● **Material provided**:
>>>>

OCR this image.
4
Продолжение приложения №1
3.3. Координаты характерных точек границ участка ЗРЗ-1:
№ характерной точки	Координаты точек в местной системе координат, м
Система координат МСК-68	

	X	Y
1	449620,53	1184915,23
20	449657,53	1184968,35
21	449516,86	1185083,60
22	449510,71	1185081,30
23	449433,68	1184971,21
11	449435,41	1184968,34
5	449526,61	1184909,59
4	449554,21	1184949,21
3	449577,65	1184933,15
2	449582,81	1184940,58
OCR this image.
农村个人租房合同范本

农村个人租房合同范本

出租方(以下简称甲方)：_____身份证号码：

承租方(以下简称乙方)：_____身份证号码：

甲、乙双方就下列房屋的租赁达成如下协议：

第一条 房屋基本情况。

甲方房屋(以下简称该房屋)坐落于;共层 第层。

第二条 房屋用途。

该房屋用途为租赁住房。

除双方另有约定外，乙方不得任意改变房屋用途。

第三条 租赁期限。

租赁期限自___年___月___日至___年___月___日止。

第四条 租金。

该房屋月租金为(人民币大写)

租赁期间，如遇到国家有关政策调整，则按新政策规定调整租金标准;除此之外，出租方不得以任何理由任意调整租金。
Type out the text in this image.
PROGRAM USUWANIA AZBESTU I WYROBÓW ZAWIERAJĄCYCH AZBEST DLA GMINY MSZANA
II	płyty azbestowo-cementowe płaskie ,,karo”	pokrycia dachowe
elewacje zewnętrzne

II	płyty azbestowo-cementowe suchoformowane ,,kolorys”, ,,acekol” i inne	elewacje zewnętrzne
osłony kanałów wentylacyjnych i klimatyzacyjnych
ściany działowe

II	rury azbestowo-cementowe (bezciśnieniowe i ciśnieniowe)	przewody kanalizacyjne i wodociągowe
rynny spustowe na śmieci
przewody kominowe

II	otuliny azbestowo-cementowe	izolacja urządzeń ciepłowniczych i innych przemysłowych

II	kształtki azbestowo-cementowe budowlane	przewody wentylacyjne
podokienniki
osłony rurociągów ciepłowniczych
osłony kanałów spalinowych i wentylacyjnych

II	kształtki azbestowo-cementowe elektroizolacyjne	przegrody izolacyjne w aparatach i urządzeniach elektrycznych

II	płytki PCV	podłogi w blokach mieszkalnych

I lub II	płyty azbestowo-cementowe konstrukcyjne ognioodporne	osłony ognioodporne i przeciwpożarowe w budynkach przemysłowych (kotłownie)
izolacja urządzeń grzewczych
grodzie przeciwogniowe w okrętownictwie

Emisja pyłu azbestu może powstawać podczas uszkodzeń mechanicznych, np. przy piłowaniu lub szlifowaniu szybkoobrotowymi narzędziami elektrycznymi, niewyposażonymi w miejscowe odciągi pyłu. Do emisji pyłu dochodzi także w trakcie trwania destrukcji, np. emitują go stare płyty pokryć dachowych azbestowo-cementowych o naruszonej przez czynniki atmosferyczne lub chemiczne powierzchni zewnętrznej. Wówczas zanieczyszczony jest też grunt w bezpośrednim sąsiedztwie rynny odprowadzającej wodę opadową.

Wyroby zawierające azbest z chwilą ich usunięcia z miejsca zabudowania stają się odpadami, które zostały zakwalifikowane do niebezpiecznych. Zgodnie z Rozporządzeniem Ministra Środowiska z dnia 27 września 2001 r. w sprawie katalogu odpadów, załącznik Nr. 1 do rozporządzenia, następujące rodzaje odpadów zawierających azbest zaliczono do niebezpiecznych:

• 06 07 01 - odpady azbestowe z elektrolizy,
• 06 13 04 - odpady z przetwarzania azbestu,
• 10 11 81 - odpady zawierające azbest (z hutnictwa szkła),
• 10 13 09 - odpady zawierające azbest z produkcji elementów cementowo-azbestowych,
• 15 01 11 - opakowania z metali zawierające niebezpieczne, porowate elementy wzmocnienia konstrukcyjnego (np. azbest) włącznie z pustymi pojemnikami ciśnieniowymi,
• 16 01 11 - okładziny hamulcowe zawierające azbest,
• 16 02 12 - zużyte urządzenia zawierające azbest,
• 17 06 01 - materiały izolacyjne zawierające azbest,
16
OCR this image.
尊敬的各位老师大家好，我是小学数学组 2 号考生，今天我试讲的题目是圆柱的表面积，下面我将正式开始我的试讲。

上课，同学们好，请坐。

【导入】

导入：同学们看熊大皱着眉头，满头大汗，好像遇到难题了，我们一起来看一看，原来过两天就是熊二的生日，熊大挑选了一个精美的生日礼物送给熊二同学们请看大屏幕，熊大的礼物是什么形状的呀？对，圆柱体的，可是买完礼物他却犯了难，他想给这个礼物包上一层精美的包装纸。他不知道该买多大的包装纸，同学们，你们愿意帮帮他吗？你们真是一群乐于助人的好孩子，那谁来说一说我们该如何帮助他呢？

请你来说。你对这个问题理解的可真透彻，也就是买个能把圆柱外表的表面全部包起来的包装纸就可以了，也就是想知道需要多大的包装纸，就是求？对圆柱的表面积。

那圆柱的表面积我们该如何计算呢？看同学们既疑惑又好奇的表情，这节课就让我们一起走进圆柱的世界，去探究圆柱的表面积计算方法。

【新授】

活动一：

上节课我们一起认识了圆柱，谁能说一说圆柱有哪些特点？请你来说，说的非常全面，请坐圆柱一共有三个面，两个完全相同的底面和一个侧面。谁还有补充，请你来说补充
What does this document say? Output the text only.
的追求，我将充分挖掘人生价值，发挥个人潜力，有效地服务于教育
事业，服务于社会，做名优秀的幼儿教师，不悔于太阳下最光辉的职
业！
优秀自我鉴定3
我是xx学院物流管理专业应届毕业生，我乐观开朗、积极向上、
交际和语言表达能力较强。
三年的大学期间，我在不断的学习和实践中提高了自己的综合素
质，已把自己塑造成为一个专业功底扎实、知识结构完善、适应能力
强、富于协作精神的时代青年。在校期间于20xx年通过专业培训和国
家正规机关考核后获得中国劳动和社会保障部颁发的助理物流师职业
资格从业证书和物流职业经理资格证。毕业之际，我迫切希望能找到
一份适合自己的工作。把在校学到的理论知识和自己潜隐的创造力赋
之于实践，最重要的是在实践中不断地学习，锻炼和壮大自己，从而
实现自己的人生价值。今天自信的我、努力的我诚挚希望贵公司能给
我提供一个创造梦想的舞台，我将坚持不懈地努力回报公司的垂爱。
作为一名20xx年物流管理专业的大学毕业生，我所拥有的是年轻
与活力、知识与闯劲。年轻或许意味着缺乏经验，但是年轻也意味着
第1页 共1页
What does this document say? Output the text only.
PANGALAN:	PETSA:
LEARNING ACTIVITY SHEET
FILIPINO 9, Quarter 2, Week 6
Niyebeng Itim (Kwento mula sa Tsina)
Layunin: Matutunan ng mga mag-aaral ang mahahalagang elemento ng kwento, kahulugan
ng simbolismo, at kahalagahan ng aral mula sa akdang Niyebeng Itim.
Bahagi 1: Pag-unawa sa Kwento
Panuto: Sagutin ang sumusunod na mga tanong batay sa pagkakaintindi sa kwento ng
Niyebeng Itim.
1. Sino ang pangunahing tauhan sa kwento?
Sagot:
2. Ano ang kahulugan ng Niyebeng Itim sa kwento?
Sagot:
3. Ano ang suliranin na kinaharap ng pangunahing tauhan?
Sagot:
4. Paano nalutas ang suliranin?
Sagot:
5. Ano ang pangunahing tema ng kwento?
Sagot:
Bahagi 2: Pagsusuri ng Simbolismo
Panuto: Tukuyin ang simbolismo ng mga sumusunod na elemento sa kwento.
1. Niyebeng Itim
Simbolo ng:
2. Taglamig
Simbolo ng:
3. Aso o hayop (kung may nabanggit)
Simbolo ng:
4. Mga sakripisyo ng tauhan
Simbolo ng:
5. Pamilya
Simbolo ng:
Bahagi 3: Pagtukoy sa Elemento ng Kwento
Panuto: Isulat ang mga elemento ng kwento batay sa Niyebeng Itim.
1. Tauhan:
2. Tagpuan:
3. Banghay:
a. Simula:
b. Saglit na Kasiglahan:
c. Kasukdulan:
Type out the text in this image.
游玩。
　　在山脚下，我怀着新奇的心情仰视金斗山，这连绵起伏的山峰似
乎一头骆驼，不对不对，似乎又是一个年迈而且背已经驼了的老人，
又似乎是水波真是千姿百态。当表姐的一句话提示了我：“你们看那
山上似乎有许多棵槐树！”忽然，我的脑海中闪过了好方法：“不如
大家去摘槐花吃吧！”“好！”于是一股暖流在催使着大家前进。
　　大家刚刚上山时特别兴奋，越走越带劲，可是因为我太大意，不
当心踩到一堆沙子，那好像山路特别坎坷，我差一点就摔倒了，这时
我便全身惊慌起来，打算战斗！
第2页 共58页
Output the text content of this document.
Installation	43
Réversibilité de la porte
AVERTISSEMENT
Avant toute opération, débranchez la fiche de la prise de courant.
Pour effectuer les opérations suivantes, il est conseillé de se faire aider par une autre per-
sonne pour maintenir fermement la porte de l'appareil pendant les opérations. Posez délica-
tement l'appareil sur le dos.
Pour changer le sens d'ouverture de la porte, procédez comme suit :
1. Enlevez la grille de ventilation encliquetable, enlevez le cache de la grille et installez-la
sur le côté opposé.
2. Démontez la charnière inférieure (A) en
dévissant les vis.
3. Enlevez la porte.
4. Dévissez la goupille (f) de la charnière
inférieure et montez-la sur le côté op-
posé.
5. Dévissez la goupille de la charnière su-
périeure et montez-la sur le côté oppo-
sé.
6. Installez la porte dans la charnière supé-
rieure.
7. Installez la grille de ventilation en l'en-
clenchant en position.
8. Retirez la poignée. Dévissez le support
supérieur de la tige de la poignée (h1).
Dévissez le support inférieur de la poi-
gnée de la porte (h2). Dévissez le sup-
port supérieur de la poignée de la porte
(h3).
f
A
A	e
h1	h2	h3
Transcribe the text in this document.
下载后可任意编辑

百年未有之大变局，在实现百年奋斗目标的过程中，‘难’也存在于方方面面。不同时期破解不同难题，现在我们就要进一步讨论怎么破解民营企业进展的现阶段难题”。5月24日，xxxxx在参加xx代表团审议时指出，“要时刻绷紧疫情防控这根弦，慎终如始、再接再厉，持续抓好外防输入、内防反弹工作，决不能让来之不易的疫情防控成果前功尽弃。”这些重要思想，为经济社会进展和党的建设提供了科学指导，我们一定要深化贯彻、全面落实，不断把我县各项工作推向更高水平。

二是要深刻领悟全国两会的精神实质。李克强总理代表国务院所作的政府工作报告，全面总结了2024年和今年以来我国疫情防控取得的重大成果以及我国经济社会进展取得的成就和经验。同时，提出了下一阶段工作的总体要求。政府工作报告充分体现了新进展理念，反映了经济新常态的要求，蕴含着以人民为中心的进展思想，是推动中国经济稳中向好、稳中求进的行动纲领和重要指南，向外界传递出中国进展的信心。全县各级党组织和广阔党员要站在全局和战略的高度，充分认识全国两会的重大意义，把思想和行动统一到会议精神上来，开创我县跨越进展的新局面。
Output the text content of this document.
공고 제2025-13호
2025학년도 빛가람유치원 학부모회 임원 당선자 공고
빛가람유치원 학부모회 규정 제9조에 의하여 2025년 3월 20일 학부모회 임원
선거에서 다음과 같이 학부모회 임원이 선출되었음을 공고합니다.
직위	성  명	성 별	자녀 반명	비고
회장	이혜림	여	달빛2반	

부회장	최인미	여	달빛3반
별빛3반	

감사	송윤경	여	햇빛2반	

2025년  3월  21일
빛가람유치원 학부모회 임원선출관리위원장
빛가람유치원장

<<<<

Determine the number of lines where the string "goupille" occurs, and give that number only.

2